• **TASK STATEMENT**: Format the lines of the entries below as a Markdown table with the columns Row and Line, starting at the line that contains "window-title: Computer Management" and ending at the line that contains "tree-reliability[interactable]: ▷ Reliability". Omit blank lines.

----------------

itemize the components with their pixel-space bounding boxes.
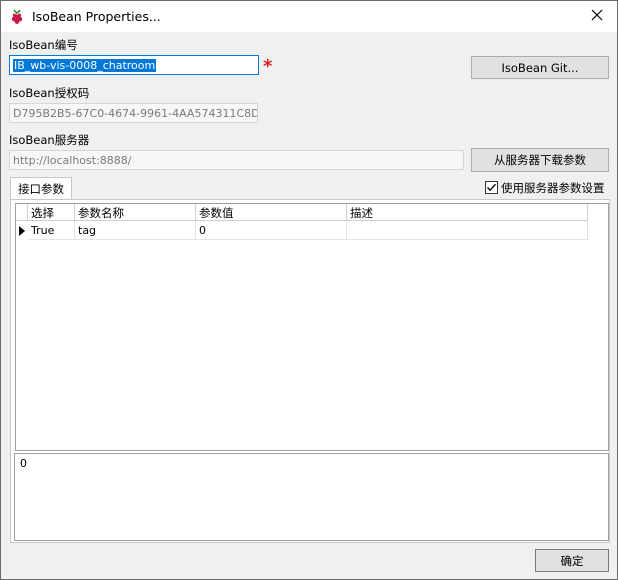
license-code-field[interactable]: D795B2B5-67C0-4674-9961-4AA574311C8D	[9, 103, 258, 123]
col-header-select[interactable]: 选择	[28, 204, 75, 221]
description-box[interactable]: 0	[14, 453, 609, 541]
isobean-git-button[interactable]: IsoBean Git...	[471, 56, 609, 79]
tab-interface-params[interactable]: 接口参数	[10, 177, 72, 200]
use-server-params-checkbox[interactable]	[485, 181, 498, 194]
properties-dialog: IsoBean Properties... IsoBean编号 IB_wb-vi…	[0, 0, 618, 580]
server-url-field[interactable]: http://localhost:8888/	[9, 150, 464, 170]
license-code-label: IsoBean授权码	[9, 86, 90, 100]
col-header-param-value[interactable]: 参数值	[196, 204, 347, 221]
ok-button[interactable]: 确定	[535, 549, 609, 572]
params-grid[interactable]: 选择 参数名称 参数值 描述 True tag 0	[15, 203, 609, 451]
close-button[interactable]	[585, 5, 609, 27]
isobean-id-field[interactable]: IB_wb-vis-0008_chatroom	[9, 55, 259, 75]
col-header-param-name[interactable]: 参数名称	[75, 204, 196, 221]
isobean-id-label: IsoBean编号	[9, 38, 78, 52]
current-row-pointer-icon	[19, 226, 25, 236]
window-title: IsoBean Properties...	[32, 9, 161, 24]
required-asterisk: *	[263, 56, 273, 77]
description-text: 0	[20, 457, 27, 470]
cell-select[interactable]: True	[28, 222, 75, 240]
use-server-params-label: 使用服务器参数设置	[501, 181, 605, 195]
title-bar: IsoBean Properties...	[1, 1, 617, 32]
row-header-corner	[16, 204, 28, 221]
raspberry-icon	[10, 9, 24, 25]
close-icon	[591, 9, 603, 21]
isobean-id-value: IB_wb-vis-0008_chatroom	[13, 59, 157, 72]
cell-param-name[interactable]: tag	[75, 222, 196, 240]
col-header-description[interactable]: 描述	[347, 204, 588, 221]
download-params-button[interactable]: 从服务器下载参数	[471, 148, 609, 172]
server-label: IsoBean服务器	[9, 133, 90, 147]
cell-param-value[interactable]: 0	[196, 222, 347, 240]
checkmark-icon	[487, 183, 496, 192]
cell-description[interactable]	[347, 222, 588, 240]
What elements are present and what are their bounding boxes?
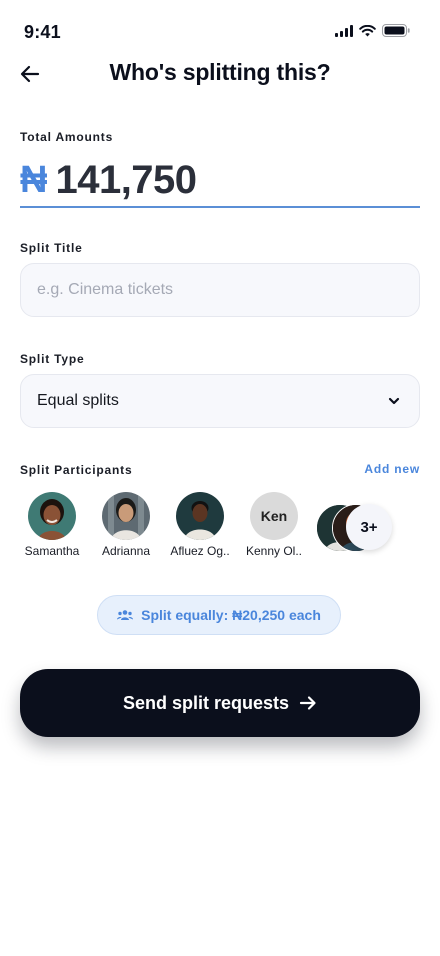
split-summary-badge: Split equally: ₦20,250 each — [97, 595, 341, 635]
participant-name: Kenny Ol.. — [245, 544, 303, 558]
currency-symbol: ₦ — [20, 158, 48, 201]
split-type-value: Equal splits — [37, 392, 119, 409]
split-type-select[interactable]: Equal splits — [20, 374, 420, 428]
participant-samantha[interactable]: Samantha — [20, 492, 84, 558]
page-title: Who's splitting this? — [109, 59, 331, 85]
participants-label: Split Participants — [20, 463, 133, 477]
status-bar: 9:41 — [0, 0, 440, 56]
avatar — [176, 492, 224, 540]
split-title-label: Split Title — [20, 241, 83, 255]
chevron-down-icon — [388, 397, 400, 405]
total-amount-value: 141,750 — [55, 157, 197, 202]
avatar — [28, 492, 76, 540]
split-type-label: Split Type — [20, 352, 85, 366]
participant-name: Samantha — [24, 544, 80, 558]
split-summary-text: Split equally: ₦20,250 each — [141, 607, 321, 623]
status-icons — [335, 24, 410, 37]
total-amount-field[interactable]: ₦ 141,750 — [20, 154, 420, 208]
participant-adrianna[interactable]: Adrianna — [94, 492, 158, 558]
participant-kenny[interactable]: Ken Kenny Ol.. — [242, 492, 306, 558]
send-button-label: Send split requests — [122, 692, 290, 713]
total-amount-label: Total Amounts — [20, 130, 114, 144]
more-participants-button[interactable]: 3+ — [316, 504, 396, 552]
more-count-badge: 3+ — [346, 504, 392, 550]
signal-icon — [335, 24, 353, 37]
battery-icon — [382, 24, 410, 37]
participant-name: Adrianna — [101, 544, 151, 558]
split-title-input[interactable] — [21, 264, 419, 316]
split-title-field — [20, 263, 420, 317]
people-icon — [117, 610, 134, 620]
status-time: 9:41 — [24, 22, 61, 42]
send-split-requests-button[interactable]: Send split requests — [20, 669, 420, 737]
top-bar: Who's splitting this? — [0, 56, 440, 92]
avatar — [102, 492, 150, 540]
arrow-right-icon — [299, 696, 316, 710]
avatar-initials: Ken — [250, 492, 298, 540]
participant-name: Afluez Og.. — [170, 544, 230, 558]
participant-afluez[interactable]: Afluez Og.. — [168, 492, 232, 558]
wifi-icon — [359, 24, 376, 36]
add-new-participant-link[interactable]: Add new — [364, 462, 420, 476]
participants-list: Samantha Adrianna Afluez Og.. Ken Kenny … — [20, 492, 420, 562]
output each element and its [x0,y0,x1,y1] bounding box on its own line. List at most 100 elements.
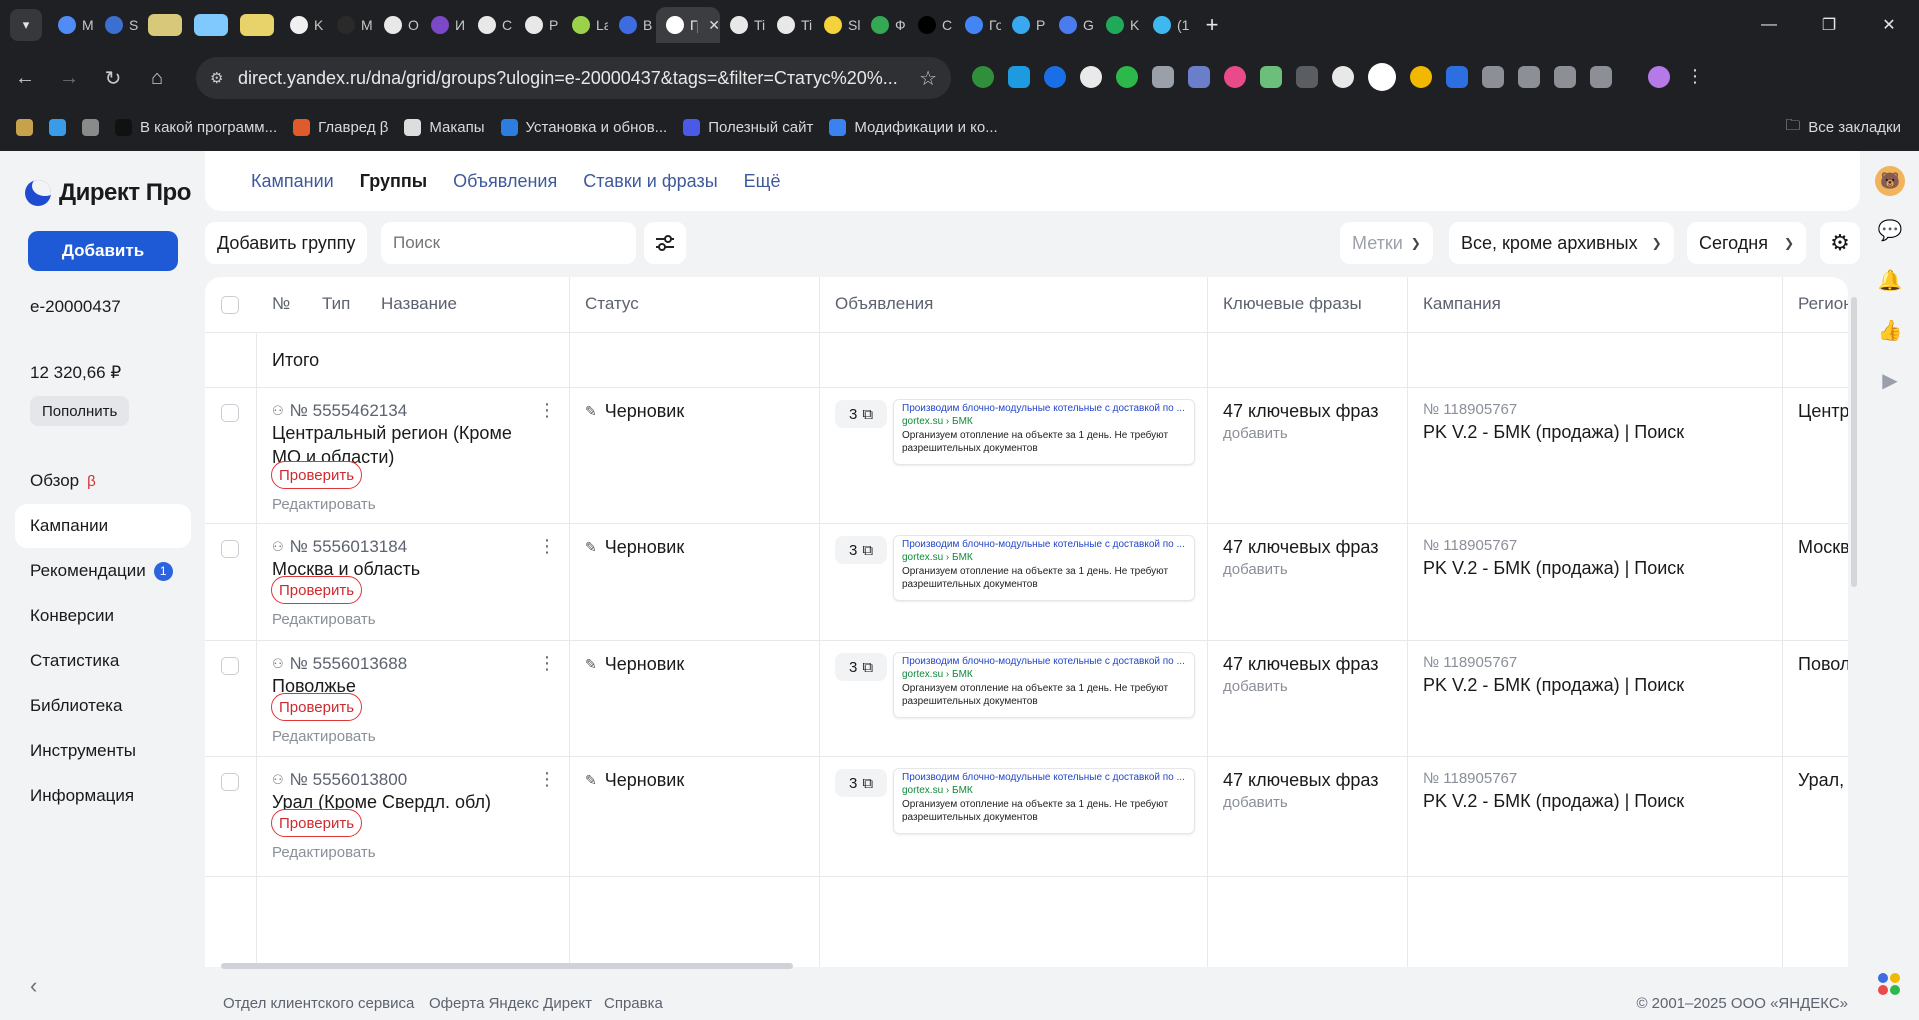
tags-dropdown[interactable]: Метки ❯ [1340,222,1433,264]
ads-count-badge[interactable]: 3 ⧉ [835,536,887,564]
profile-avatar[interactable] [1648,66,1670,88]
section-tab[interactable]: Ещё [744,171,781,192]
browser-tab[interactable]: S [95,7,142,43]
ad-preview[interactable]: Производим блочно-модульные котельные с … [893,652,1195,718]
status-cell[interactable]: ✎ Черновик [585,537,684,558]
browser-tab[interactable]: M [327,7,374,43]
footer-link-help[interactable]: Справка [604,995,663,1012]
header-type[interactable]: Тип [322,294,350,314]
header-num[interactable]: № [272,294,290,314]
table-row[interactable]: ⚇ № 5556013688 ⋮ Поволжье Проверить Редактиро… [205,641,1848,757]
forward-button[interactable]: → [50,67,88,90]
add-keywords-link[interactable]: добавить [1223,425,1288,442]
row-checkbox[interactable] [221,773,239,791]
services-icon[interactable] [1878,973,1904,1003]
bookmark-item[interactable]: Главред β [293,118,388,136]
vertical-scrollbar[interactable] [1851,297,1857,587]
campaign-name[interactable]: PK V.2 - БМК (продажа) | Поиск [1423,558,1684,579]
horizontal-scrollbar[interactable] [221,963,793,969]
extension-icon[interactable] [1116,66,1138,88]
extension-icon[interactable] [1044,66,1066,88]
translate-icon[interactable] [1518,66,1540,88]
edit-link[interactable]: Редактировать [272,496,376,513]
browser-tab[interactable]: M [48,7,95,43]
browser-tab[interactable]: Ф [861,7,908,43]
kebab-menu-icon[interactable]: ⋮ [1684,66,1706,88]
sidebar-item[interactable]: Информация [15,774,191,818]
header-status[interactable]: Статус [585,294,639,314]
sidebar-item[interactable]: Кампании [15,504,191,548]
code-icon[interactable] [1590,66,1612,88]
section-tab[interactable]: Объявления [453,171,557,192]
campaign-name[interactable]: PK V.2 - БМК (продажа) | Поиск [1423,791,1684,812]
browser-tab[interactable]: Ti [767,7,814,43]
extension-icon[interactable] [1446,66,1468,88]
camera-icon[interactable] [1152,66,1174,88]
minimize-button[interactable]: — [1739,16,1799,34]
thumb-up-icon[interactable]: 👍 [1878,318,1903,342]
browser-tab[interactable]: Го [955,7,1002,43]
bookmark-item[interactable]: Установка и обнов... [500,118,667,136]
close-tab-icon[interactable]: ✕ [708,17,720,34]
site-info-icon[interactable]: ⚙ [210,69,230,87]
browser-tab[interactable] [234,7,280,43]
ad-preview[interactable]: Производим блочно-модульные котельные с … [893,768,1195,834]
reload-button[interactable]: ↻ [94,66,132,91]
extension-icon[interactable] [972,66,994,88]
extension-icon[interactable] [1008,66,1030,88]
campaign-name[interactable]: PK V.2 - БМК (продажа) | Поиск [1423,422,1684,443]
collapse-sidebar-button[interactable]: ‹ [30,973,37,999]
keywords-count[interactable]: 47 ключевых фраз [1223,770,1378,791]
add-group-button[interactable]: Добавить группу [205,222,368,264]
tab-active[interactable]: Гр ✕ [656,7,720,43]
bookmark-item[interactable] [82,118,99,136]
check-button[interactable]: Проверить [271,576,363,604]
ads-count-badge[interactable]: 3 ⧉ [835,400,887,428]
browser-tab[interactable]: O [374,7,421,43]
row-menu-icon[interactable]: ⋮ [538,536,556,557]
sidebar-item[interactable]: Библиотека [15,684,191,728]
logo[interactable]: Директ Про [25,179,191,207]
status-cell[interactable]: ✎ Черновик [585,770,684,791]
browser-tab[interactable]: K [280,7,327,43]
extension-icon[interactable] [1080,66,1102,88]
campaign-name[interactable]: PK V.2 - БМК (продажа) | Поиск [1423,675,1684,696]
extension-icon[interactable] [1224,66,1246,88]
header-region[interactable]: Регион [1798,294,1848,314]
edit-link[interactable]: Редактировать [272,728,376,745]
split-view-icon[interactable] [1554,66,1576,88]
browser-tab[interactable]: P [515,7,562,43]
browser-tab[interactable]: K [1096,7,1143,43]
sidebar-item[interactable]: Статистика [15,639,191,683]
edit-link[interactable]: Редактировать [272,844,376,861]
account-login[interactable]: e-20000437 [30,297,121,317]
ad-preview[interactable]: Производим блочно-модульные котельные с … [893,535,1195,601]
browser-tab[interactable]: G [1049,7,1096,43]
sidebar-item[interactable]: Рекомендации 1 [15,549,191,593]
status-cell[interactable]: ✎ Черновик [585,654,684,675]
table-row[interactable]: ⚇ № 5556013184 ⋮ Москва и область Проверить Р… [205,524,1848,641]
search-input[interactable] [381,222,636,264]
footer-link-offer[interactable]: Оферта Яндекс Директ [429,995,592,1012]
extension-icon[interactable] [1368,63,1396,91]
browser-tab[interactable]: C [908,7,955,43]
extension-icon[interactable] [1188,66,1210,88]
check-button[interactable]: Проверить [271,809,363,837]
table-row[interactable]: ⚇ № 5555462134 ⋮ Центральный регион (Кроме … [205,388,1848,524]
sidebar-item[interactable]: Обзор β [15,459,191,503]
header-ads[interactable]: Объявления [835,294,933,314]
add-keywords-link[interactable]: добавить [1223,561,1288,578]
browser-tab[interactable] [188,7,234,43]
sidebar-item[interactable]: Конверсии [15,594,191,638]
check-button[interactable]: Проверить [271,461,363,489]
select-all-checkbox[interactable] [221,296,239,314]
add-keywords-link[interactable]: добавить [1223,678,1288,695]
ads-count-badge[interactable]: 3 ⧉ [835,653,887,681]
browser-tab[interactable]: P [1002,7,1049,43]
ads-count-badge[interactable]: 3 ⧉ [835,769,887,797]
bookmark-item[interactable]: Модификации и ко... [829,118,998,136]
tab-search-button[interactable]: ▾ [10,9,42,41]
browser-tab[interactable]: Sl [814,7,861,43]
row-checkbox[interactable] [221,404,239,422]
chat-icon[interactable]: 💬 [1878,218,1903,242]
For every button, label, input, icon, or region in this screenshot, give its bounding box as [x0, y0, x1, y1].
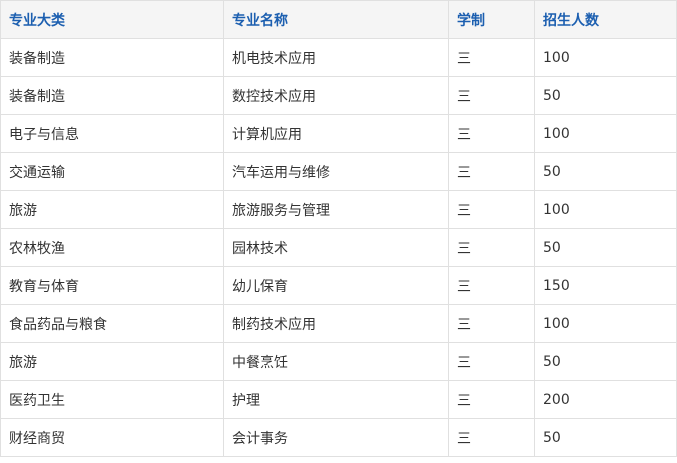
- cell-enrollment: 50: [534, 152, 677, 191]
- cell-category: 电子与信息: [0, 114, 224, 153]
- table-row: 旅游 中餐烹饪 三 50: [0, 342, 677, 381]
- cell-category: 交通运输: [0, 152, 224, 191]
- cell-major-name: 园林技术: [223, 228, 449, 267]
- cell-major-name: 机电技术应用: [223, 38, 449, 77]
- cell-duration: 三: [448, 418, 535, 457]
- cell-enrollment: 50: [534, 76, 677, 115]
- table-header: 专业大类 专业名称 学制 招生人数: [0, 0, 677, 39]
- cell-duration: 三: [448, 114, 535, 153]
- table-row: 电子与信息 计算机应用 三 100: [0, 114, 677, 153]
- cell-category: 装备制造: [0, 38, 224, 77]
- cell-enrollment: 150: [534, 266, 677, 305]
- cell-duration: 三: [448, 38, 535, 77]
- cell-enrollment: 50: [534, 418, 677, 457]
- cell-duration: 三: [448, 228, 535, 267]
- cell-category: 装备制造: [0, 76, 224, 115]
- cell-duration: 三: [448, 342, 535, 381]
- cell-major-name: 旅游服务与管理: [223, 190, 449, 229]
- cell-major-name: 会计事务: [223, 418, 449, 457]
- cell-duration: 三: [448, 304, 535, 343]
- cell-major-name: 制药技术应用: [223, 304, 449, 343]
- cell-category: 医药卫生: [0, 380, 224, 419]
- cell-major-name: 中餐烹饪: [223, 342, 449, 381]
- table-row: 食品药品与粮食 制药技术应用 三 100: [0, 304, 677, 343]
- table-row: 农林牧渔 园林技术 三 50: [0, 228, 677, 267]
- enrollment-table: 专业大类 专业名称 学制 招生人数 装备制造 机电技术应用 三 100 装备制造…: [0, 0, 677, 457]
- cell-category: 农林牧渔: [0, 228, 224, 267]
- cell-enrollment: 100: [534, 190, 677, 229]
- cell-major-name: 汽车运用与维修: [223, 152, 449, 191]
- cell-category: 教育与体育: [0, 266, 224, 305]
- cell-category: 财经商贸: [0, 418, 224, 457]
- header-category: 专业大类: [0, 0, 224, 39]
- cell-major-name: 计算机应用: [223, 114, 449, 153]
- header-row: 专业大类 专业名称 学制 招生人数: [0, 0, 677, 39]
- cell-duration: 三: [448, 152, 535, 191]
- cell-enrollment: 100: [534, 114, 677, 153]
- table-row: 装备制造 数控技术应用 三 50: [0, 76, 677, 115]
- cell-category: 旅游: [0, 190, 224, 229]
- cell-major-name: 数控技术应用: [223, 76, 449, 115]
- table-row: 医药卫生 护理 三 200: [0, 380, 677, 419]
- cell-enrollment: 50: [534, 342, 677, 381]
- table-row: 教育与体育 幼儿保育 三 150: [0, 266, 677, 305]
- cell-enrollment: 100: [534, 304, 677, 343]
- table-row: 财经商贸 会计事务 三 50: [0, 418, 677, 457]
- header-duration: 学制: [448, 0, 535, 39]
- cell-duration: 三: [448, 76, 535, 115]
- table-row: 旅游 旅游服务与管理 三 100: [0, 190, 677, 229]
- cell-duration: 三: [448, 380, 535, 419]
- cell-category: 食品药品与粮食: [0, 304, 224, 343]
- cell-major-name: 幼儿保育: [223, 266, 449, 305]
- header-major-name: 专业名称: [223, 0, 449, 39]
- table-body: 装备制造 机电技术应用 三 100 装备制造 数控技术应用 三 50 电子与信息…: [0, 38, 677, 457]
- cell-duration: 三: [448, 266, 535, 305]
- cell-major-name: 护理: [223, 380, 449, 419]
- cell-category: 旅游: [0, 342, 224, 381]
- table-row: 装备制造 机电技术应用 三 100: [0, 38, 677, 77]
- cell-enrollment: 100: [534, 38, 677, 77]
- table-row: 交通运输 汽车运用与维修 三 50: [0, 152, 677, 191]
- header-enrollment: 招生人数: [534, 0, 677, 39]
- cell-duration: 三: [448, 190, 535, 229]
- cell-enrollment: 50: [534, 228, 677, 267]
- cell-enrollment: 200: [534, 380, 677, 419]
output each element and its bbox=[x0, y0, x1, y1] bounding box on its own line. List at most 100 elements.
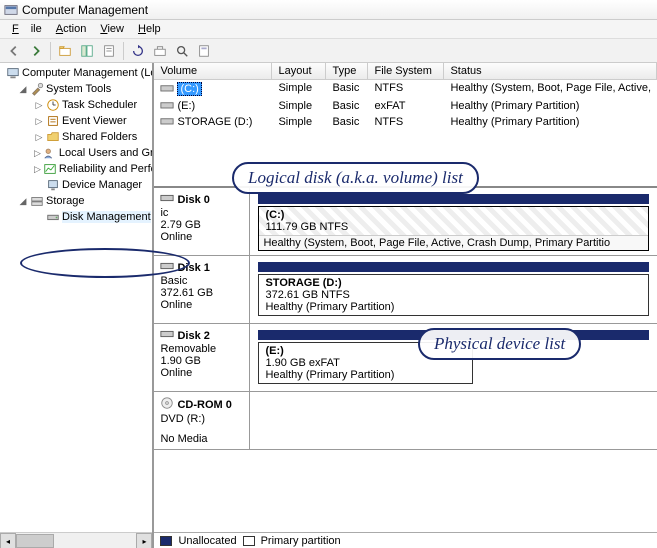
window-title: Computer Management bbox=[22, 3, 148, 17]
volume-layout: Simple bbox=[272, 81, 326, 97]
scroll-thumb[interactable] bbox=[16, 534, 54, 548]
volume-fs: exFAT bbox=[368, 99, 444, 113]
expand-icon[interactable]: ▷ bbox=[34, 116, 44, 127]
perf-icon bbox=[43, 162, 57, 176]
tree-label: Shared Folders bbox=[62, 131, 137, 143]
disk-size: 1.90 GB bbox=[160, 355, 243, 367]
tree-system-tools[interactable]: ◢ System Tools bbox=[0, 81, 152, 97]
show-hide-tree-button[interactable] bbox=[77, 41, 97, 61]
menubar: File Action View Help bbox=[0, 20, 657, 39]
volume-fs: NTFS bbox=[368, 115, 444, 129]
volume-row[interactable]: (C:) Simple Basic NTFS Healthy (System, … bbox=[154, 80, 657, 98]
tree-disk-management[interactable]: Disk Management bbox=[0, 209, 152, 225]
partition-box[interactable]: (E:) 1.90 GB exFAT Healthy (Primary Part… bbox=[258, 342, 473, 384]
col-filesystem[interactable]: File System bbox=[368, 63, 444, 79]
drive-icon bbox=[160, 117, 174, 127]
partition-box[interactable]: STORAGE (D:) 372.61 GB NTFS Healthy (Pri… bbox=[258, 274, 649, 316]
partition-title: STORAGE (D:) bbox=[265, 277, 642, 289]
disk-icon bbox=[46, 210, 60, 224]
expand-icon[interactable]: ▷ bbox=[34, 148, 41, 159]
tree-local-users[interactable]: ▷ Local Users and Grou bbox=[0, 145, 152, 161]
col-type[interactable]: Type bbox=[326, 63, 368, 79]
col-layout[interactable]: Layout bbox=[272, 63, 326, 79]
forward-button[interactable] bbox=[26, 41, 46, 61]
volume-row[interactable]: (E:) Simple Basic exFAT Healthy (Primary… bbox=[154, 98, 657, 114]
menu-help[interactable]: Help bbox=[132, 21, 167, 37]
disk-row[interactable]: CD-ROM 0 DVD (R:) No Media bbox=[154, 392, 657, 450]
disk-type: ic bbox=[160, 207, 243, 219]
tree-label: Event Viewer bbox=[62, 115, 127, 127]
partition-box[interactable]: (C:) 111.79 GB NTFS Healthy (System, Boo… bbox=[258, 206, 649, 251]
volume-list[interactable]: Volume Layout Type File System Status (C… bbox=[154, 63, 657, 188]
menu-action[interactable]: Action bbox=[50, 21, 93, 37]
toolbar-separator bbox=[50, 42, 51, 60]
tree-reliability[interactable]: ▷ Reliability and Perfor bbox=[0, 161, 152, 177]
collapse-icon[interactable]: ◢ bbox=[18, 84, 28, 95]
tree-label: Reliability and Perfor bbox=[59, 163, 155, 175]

----------------

• **TASK ANSWER**:
| Row | Line |
|---|---|
| 1 | window-title: Computer Management bbox=[22, 3, 148, 17] |
| 2 | volume-layout: Simple bbox=[272, 81, 326, 97] |
| 3 | scroll-thumb[interactable] bbox=[16, 534, 54, 548] |
| 4 | volume-fs: exFAT bbox=[368, 99, 444, 113] |
| 5 | expand-icon[interactable]: ▷ bbox=[34, 116, 44, 127] |
| 6 | perf-icon bbox=[43, 162, 57, 176] |
| 7 | tree-label: Shared Folders bbox=[62, 131, 137, 143] |
| 8 | disk-size: 1.90 GB bbox=[160, 355, 243, 367] |
| 9 | tree-system-tools[interactable]: ◢ System Tools bbox=[0, 81, 152, 97] |
| 10 | show-hide-tree-button[interactable] bbox=[77, 41, 97, 61] |
| 11 | menubar: File Action View Help bbox=[0, 20, 657, 39] |
| 12 | volume-fs: NTFS bbox=[368, 115, 444, 129] |
| 13 | volume-row[interactable]: (C:) Simple Basic NTFS Healthy (System, … bbox=[154, 80, 657, 98] |
| 14 | tree-disk-management[interactable]: Disk Management bbox=[0, 209, 152, 225] |
| 15 | partition-box[interactable]: (E:) 1.90 GB exFAT Healthy (Primary Part… bbox=[258, 342, 473, 384] |
| 16 | col-filesystem[interactable]: File System bbox=[368, 63, 444, 79] |
| 17 | drive-icon bbox=[160, 117, 174, 127] |
| 18 | partition-box[interactable]: STORAGE (D:) 372.61 GB NTFS Healthy (Pri… bbox=[258, 274, 649, 316] |
| 19 | partition-title: STORAGE (D:) bbox=[265, 277, 642, 289] |
| 20 | disk-icon bbox=[46, 210, 60, 224] |
| 21 | expand-icon[interactable]: ▷ bbox=[34, 148, 41, 159] |
| 22 | tree-local-users[interactable]: ▷ Local Users and Grou bbox=[0, 145, 152, 161] |
| 23 | col-type[interactable]: Type bbox=[326, 63, 368, 79] |
| 24 | col-layout[interactable]: Layout bbox=[272, 63, 326, 79] |
| 25 | forward-button[interactable] bbox=[26, 41, 46, 61] |
| 26 | volume-row[interactable]: (E:) Simple Basic exFAT Healthy (Primary… bbox=[154, 98, 657, 114] |
| 27 | menu-help[interactable]: Help bbox=[132, 21, 167, 37] |
| 28 | disk-row[interactable]: CD-ROM 0 DVD (R:) No Media bbox=[154, 392, 657, 450] |
| 29 | disk-type: ic bbox=[160, 207, 243, 219] |
| 30 | tree-label: Event Viewer bbox=[62, 115, 127, 127] |
| 31 | partition-box[interactable]: (C:) 111.79 GB NTFS Healthy (System, Boo… bbox=[258, 206, 649, 251] |
| 32 | volume-list[interactable]: Volume Layout Type File System Status (C… bbox=[154, 63, 657, 188] |
| 33 | menu-action[interactable]: Action bbox=[50, 21, 93, 37] |
| 34 | toolbar-separator bbox=[50, 42, 51, 60] |
| 35 | tree-reliability[interactable]: ▷ Reliability and Perfor bbox=[0, 161, 152, 177] |